- Exercise objective
Report the count of lines where the string "一般公共预算财政拨款" appears, and nothing else.

+++

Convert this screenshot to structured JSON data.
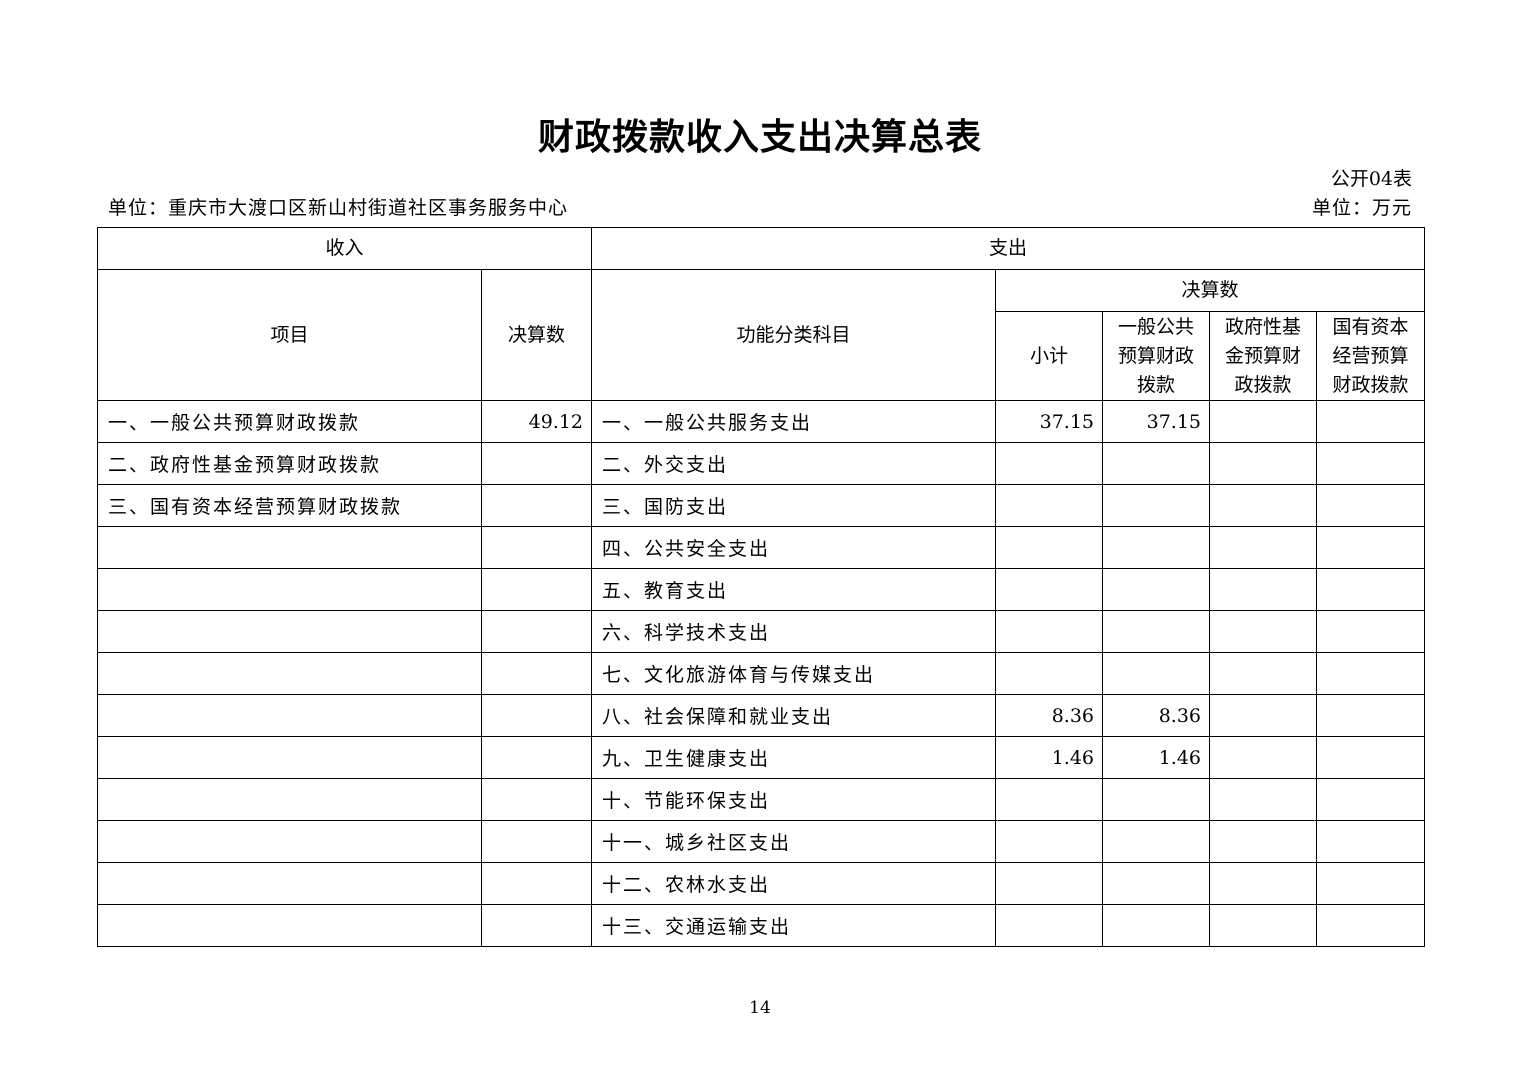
{
  "title": "财政拨款收入支出决算总表",
  "table_code": "公开04表",
  "unit_left": "单位：重庆市大渡口区新山村街道社区事务服务中心",
  "unit_right": "单位：万元",
  "headers": {
    "income": "收入",
    "expense": "支出",
    "item": "项目",
    "income_amount": "决算数",
    "function_category": "功能分类科目",
    "expense_amount": "决算数",
    "subtotal": "小计",
    "general_budget": "一般公共预算财政拨款",
    "gov_fund": "政府性基金预算财政拨款",
    "state_capital": "国有资本经营预算财政拨款"
  },
  "rows": [
    {
      "income_item": "一、一般公共预算财政拨款",
      "income_amount": "49.12",
      "expense_item": "一、一般公共服务支出",
      "subtotal": "37.15",
      "general": "37.15",
      "fund": "",
      "state": ""
    },
    {
      "income_item": "二、政府性基金预算财政拨款",
      "income_amount": "",
      "expense_item": "二、外交支出",
      "subtotal": "",
      "general": "",
      "fund": "",
      "state": ""
    },
    {
      "income_item": "三、国有资本经营预算财政拨款",
      "income_amount": "",
      "expense_item": "三、国防支出",
      "subtotal": "",
      "general": "",
      "fund": "",
      "state": ""
    },
    {
      "income_item": "",
      "income_amount": "",
      "expense_item": "四、公共安全支出",
      "subtotal": "",
      "general": "",
      "fund": "",
      "state": ""
    },
    {
      "income_item": "",
      "income_amount": "",
      "expense_item": "五、教育支出",
      "subtotal": "",
      "general": "",
      "fund": "",
      "state": ""
    },
    {
      "income_item": "",
      "income_amount": "",
      "expense_item": "六、科学技术支出",
      "subtotal": "",
      "general": "",
      "fund": "",
      "state": ""
    },
    {
      "income_item": "",
      "income_amount": "",
      "expense_item": "七、文化旅游体育与传媒支出",
      "subtotal": "",
      "general": "",
      "fund": "",
      "state": ""
    },
    {
      "income_item": "",
      "income_amount": "",
      "expense_item": "八、社会保障和就业支出",
      "subtotal": "8.36",
      "general": "8.36",
      "fund": "",
      "state": ""
    },
    {
      "income_item": "",
      "income_amount": "",
      "expense_item": "九、卫生健康支出",
      "subtotal": "1.46",
      "general": "1.46",
      "fund": "",
      "state": ""
    },
    {
      "income_item": "",
      "income_amount": "",
      "expense_item": "十、节能环保支出",
      "subtotal": "",
      "general": "",
      "fund": "",
      "state": ""
    },
    {
      "income_item": "",
      "income_amount": "",
      "expense_item": "十一、城乡社区支出",
      "subtotal": "",
      "general": "",
      "fund": "",
      "state": ""
    },
    {
      "income_item": "",
      "income_amount": "",
      "expense_item": "十二、农林水支出",
      "subtotal": "",
      "general": "",
      "fund": "",
      "state": ""
    },
    {
      "income_item": "",
      "income_amount": "",
      "expense_item": "十三、交通运输支出",
      "subtotal": "",
      "general": "",
      "fund": "",
      "state": ""
    }
  ],
  "page_number": "14"
}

+++

- Exercise result
2